**Aim**
Keep only the lines where "What" appears.

○ ○ ○ ○ ○

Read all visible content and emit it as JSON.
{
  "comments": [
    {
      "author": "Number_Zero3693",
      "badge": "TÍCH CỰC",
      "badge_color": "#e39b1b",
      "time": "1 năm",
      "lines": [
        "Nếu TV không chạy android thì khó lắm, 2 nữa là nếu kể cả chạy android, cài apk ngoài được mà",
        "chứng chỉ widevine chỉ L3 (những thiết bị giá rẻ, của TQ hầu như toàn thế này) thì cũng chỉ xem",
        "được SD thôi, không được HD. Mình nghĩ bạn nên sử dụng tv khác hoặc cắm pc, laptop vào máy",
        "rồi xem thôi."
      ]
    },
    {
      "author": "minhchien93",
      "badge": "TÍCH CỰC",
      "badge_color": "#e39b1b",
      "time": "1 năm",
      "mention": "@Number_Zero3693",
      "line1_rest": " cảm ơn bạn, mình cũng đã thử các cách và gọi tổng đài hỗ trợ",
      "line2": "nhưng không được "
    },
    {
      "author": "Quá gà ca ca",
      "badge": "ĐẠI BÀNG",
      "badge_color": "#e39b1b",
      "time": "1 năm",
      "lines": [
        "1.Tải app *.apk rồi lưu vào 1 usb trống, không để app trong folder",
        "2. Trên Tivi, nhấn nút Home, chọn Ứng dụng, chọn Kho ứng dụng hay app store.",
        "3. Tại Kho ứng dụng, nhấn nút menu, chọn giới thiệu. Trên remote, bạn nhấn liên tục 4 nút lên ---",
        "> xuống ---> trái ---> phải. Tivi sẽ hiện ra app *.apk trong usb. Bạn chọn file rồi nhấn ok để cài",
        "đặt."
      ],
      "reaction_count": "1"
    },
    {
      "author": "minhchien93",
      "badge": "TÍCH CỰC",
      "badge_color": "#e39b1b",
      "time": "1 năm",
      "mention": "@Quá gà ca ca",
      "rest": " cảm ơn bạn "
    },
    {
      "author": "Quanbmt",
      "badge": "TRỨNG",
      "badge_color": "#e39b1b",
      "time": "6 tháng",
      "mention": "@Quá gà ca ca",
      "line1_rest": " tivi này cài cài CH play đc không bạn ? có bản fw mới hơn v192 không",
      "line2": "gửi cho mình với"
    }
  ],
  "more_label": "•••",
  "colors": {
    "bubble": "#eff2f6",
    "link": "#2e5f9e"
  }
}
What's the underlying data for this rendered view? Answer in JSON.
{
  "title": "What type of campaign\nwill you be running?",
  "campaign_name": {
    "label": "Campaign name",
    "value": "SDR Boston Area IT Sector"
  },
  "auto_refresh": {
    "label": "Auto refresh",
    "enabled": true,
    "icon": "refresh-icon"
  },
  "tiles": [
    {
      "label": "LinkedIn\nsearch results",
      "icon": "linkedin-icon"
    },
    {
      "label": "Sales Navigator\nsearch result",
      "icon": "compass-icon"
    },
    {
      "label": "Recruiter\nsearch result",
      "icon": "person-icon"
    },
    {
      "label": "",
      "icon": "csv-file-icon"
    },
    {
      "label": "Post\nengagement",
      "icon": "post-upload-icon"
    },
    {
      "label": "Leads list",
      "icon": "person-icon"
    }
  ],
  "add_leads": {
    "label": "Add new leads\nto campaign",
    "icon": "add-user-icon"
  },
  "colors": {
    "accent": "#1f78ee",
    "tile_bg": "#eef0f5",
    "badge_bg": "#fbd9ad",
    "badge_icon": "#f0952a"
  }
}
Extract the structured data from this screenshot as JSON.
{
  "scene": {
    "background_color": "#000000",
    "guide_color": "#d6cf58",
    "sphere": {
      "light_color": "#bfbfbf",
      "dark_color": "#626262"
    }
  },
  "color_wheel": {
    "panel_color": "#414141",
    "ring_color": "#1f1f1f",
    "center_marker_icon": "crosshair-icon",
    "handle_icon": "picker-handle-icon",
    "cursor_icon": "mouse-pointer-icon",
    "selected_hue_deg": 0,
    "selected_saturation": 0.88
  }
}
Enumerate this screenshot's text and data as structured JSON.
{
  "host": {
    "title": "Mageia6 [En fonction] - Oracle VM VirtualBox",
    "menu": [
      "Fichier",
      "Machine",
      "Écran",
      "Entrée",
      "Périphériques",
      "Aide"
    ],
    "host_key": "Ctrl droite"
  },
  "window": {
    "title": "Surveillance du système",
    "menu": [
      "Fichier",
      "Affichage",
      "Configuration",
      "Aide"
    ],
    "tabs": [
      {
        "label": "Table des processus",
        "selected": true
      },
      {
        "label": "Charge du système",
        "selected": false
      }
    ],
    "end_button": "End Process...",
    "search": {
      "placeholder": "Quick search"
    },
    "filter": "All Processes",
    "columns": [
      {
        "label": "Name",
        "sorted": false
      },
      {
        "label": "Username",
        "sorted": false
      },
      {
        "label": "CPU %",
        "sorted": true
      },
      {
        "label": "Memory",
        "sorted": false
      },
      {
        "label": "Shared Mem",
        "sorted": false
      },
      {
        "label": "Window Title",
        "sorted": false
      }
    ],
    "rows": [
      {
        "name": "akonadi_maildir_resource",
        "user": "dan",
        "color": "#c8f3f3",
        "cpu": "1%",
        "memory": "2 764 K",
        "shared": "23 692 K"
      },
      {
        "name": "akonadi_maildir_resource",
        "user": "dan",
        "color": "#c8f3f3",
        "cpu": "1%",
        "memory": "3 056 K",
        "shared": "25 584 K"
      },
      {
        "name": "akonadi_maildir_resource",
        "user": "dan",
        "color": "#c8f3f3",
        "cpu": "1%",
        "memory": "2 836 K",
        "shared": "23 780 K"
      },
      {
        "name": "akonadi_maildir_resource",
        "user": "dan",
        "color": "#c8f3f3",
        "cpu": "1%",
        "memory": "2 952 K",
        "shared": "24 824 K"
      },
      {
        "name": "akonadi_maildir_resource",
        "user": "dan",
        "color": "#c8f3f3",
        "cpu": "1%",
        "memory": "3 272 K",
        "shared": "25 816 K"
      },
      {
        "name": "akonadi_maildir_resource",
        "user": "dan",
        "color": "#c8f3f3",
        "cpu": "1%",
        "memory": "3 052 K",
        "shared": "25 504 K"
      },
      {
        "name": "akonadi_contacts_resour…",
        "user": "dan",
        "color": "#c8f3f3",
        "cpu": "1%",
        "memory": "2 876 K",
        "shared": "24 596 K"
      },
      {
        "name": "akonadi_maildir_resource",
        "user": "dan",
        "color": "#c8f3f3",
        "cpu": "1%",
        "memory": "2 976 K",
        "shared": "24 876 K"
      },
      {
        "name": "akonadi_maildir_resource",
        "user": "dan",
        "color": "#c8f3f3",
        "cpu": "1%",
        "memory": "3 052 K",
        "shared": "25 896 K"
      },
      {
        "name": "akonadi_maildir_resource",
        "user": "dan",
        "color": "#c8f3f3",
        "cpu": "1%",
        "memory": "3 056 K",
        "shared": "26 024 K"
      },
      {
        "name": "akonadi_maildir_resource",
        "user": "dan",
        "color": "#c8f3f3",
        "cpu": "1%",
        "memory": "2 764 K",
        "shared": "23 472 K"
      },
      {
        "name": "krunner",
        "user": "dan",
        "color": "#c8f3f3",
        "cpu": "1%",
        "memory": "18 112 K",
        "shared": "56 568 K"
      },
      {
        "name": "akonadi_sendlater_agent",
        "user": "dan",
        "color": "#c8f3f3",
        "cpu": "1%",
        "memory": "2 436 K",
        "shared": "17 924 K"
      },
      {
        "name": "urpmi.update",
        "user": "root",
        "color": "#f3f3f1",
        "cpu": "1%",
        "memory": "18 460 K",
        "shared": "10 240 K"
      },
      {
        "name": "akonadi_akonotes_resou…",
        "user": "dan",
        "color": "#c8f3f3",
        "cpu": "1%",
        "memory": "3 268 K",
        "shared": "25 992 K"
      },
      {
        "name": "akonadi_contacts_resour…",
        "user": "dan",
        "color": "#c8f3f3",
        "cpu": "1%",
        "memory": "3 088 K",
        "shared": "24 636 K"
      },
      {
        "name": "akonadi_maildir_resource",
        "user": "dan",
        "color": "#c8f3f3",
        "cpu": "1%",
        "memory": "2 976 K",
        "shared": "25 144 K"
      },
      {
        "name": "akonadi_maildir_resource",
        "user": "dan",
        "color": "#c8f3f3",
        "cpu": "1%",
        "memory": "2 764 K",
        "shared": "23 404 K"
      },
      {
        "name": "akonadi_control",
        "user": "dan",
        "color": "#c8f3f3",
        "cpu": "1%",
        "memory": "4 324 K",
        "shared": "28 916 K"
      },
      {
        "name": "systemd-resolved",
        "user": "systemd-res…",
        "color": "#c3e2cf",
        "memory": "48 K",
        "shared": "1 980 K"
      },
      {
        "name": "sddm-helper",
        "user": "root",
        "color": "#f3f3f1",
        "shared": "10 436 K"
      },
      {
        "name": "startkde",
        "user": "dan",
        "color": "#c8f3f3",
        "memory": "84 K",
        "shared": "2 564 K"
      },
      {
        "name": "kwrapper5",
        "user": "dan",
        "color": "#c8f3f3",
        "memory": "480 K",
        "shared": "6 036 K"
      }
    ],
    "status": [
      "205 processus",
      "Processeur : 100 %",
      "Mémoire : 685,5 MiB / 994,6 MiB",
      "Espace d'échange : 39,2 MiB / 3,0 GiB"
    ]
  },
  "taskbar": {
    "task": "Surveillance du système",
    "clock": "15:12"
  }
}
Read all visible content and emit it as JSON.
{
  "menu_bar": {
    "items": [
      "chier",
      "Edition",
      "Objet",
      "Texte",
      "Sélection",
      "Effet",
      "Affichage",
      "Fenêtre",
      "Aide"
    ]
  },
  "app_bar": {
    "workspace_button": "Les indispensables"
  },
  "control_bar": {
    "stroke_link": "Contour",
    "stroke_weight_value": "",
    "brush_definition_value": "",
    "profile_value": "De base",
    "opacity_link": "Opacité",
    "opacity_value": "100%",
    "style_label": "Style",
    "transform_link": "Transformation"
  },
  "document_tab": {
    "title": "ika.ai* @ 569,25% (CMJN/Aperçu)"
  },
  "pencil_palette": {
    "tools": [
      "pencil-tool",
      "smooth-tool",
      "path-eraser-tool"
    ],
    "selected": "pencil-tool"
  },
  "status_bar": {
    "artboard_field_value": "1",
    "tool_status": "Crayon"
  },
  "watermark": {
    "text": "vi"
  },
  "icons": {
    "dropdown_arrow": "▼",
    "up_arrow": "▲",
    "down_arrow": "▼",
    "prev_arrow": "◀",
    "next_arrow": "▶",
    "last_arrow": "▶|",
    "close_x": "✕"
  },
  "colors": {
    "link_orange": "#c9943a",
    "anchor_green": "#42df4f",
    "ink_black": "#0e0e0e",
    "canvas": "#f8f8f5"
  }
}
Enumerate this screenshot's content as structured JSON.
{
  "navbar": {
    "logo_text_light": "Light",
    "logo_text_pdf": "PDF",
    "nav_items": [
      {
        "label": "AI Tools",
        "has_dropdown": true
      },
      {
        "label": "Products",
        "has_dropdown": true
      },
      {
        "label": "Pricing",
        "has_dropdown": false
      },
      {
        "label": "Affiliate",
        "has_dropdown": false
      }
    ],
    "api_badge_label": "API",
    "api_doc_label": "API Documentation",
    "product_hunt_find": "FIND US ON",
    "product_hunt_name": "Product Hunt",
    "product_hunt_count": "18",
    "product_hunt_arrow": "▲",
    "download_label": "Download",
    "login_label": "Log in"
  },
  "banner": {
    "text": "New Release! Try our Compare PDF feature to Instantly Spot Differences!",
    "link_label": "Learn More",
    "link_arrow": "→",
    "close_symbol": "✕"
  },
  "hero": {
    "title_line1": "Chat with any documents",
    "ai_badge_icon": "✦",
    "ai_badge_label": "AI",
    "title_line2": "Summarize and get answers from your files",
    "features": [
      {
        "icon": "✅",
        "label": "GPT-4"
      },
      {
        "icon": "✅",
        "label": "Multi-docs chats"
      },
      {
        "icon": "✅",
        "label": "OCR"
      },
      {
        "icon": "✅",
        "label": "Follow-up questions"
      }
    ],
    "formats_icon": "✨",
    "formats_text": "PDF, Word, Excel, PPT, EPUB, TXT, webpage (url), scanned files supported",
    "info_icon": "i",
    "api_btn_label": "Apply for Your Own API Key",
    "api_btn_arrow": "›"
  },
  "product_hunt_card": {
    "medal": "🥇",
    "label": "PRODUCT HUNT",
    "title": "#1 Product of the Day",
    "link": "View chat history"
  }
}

○ ○ ○ ○ ○

**Complete answer**
What's the underlying data for this rendered view? Answer in JSON.
  "title": "What type of campaign\nwill you be running?",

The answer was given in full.